● EXERCISE REQUIREMENTS:
Using the listing below, select the lines with the word "name" and copy them.

____________

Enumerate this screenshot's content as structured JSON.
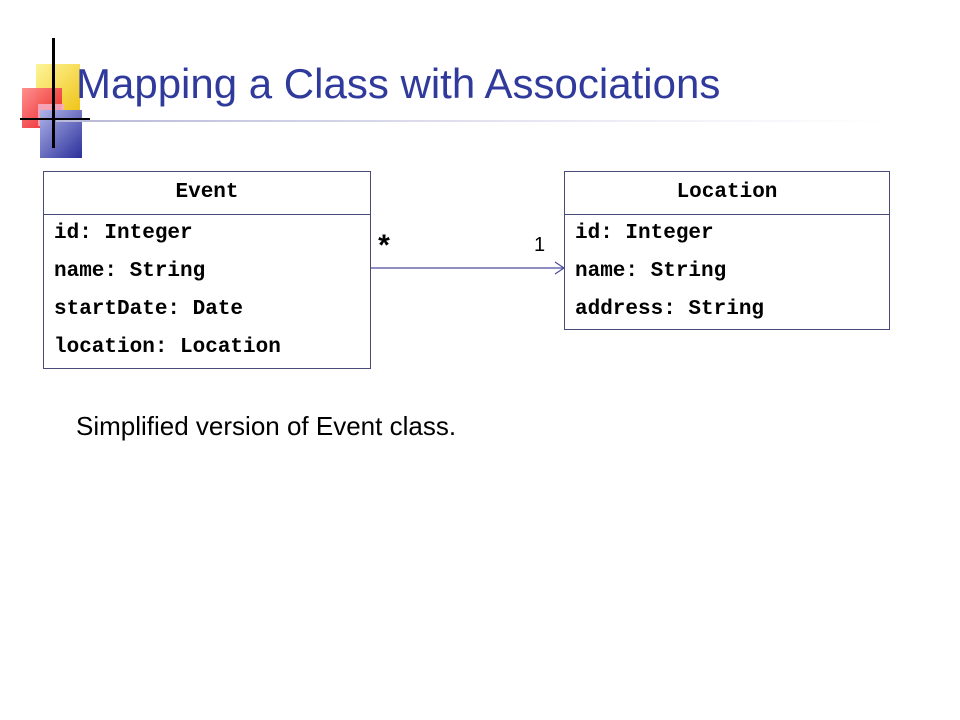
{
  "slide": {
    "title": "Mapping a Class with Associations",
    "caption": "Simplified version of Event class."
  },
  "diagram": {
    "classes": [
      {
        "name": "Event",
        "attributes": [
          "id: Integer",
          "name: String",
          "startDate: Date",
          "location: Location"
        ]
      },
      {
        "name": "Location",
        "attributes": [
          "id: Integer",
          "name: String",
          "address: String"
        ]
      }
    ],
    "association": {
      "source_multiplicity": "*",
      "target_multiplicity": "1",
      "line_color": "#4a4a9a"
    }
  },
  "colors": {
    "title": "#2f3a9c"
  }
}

____________

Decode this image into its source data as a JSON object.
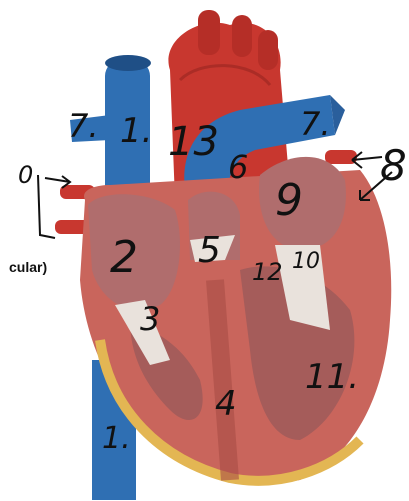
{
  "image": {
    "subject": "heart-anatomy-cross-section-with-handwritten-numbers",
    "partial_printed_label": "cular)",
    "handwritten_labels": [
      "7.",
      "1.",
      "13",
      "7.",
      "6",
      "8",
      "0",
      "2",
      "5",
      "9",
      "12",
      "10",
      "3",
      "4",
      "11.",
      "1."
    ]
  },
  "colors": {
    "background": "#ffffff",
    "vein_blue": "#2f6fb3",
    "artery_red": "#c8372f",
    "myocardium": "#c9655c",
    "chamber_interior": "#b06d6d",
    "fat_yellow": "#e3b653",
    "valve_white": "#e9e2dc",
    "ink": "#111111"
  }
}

____________

● EXERCISE SOLUTION:
        "name": "Event",
          "name: String",
        "name": "Location",
          "name: String",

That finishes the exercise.